● **TASK TO COMPLETE**:
Below is a set of records; restate each one word for word.

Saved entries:
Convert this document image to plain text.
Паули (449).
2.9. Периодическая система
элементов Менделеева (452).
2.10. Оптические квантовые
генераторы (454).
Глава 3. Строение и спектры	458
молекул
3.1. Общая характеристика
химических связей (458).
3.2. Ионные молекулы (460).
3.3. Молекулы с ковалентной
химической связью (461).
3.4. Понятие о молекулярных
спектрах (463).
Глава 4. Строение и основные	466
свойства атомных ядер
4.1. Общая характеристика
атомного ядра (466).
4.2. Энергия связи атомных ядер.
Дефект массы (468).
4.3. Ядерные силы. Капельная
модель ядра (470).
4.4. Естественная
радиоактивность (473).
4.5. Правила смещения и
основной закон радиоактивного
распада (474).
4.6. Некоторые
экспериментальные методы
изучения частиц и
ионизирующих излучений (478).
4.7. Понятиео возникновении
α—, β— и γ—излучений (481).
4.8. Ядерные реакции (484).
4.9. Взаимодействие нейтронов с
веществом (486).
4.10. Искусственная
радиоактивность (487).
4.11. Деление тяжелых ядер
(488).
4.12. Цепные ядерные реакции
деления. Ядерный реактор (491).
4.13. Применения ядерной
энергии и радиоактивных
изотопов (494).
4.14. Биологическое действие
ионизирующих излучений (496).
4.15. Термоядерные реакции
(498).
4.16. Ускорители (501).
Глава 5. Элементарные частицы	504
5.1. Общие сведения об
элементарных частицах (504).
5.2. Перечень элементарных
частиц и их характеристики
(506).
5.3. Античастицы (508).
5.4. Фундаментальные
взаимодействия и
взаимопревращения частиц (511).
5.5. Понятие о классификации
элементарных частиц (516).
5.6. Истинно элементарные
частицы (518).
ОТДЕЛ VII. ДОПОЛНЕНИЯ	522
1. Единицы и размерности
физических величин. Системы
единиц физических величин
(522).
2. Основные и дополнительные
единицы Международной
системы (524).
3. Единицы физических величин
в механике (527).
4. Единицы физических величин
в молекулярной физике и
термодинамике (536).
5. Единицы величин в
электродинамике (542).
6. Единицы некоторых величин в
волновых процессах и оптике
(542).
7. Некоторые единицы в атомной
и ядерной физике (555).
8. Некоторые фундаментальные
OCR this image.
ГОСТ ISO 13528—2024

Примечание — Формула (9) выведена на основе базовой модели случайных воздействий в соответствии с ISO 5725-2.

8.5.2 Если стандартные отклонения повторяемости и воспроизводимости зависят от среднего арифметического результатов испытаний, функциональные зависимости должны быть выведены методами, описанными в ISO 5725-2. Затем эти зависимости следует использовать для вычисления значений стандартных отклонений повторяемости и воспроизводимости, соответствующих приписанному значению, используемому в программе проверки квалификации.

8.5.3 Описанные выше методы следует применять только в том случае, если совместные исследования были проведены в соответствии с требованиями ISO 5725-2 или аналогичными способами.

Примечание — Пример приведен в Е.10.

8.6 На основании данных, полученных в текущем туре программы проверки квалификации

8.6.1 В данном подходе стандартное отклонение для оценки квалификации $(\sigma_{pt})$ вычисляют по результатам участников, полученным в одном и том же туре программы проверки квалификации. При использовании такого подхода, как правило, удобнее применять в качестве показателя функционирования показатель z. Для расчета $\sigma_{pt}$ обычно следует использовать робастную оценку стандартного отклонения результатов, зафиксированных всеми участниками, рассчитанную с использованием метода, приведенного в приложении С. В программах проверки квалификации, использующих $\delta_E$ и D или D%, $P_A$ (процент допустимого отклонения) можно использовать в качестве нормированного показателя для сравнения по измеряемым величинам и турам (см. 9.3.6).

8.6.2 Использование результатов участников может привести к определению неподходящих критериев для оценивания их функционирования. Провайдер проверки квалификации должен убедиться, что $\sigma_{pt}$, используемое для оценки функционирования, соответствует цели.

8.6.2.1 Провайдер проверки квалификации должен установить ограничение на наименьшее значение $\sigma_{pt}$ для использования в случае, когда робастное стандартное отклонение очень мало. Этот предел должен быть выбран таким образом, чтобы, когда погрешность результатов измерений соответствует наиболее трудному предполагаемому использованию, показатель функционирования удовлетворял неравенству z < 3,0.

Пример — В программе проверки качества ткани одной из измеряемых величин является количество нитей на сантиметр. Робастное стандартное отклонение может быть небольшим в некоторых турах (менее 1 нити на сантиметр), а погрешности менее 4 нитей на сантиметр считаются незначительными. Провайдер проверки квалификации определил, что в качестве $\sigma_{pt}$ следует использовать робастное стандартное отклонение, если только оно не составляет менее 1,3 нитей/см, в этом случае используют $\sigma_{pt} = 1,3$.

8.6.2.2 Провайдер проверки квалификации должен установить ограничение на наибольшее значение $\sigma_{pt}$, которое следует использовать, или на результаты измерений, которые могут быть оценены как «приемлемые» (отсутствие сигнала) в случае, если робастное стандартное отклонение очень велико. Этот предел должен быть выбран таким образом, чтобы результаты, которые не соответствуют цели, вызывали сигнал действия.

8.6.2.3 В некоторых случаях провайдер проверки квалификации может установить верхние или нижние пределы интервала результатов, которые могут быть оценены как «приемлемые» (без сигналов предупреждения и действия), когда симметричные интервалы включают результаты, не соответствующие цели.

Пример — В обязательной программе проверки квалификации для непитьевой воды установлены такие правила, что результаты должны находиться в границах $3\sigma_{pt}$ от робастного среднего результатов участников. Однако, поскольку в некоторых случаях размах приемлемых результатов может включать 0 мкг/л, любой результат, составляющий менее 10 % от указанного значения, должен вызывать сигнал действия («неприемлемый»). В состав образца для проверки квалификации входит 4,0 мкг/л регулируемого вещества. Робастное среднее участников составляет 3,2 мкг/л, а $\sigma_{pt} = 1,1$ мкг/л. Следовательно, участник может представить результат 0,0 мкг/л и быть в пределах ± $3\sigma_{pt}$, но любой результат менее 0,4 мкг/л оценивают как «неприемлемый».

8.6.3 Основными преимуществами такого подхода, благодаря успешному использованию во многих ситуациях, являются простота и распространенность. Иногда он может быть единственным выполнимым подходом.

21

● **RESPONSE TO THE EXERCISE**:
Convert this document image to plain text.
Паули (449).
2.9. Периодическая система
элементов Менделеева (452).
2.10. Оптические квантовые
генераторы (454).
Глава 3. Строение и спектры	458
молекул
3.1. Общая характеристика
химических связей (458).
3.2. Ионные молекулы (460).
3.3. Молекулы с ковалентной
химической связью (461).
3.4. Понятие о молекулярных
спектрах (463).
Глава 4. Строение и основные	466
свойства атомных ядер
4.1. Общая характеристика
атомного ядра (466).
4.2. Энергия связи атомных ядер.
Дефект массы (468).
4.3. Ядерные силы. Капельная
модель ядра (470).
4.4. Естественная
радиоактивность (473).
4.5. Правила смещения и
основной закон радиоактивного
распада (474).
4.6. Некоторые
экспериментальные методы
изучения частиц и
ионизирующих излучений (478).
4.7. Понятиео возникновении
α—, β— и γ—излучений (481).
4.8. Ядерные реакции (484).
4.9. Взаимодействие нейтронов с
веществом (486).
4.10. Искусственная
радиоактивность (487).
4.11. Деление тяжелых ядер
(488).
4.12. Цепные ядерные реакции
деления. Ядерный реактор (491).
4.13. Применения ядерной
энергии и радиоактивных
изотопов (494).
4.14. Биологическое действие
ионизирующих излучений (496).
4.15. Термоядерные реакции
(498).
4.16. Ускорители (501).
Глава 5. Элементарные частицы	504
5.1. Общие сведения об
элементарных частицах (504).
5.2. Перечень элементарных
частиц и их характеристики
(506).
5.3. Античастицы (508).
5.4. Фундаментальные
взаимодействия и
взаимопревращения частиц (511).
5.5. Понятие о классификации
элементарных частиц (516).
5.6. Истинно элементарные
частицы (518).
ОТДЕЛ VII. ДОПОЛНЕНИЯ	522
1. Единицы и размерности
физических величин. Системы
единиц физических величин
(522).
2. Основные и дополнительные
единицы Международной
системы (524).
3. Единицы физических величин
в механике (527).
4. Единицы физических величин
в молекулярной физике и
термодинамике (536).
5. Единицы величин в
электродинамике (542).
6. Единицы некоторых величин в
волновых процессах и оптике
(542).
7. Некоторые единицы в атомной
и ядерной физике (555).
8. Некоторые фундаментальные
OCR this image.
ГОСТ ISO 13528—2024

Примечание — Формула (9) выведена на основе базовой модели случайных воздействий в соответствии с ISO 5725-2.

8.5.2 Если стандартные отклонения повторяемости и воспроизводимости зависят от среднего арифметического результатов испытаний, функциональные зависимости должны быть выведены методами, описанными в ISO 5725-2. Затем эти зависимости следует использовать для вычисления значений стандартных отклонений повторяемости и воспроизводимости, соответствующих приписанному значению, используемому в программе проверки квалификации.

8.5.3 Описанные выше методы следует применять только в том случае, если совместные исследования были проведены в соответствии с требованиями ISO 5725-2 или аналогичными способами.

Примечание — Пример приведен в Е.10.

8.6 На основании данных, полученных в текущем туре программы проверки квалификации

8.6.1 В данном подходе стандартное отклонение для оценки квалификации $(\sigma_{pt})$ вычисляют по результатам участников, полученным в одном и том же туре программы проверки квалификации. При использовании такого подхода, как правило, удобнее применять в качестве показателя функционирования показатель z. Для расчета $\sigma_{pt}$ обычно следует использовать робастную оценку стандартного отклонения результатов, зафиксированных всеми участниками, рассчитанную с использованием метода, приведенного в приложении С. В программах проверки квалификации, использующих $\delta_E$ и D или D%, $P_A$ (процент допустимого отклонения) можно использовать в качестве нормированного показателя для сравнения по измеряемым величинам и турам (см. 9.3.6).

8.6.2 Использование результатов участников может привести к определению неподходящих критериев для оценивания их функционирования. Провайдер проверки квалификации должен убедиться, что $\sigma_{pt}$, используемое для оценки функционирования, соответствует цели.

8.6.2.1 Провайдер проверки квалификации должен установить ограничение на наименьшее значение $\sigma_{pt}$ для использования в случае, когда робастное стандартное отклонение очень мало. Этот предел должен быть выбран таким образом, чтобы, когда погрешность результатов измерений соответствует наиболее трудному предполагаемому использованию, показатель функционирования удовлетворял неравенству z < 3,0.

Пример — В программе проверки качества ткани одной из измеряемых величин является количество нитей на сантиметр. Робастное стандартное отклонение может быть небольшим в некоторых турах (менее 1 нити на сантиметр), а погрешности менее 4 нитей на сантиметр считаются незначительными. Провайдер проверки квалификации определил, что в качестве $\sigma_{pt}$ следует использовать робастное стандартное отклонение, если только оно не составляет менее 1,3 нитей/см, в этом случае используют $\sigma_{pt} = 1,3$.

8.6.2.2 Провайдер проверки квалификации должен установить ограничение на наибольшее значение $\sigma_{pt}$, которое следует использовать, или на результаты измерений, которые могут быть оценены как «приемлемые» (отсутствие сигнала) в случае, если робастное стандартное отклонение очень велико. Этот предел должен быть выбран таким образом, чтобы результаты, которые не соответствуют цели, вызывали сигнал действия.

8.6.2.3 В некоторых случаях провайдер проверки квалификации может установить верхние или нижние пределы интервала результатов, которые могут быть оценены как «приемлемые» (без сигналов предупреждения и действия), когда симметричные интервалы включают результаты, не соответствующие цели.

Пример — В обязательной программе проверки квалификации для непитьевой воды установлены такие правила, что результаты должны находиться в границах $3\sigma_{pt}$ от робастного среднего результатов участников. Однако, поскольку в некоторых случаях размах приемлемых результатов может включать 0 мкг/л, любой результат, составляющий менее 10 % от указанного значения, должен вызывать сигнал действия («неприемлемый»). В состав образца для проверки квалификации входит 4,0 мкг/л регулируемого вещества. Робастное среднее участников составляет 3,2 мкг/л, а $\sigma_{pt} = 1,1$ мкг/л. Следовательно, участник может представить результат 0,0 мкг/л и быть в пределах ± $3\sigma_{pt}$, но любой результат менее 0,4 мкг/л оценивают как «неприемлемый».

8.6.3 Основными преимуществами такого подхода, благодаря успешному использованию во многих ситуациях, являются простота и распространенность. Иногда он может быть единственным выполнимым подходом.

21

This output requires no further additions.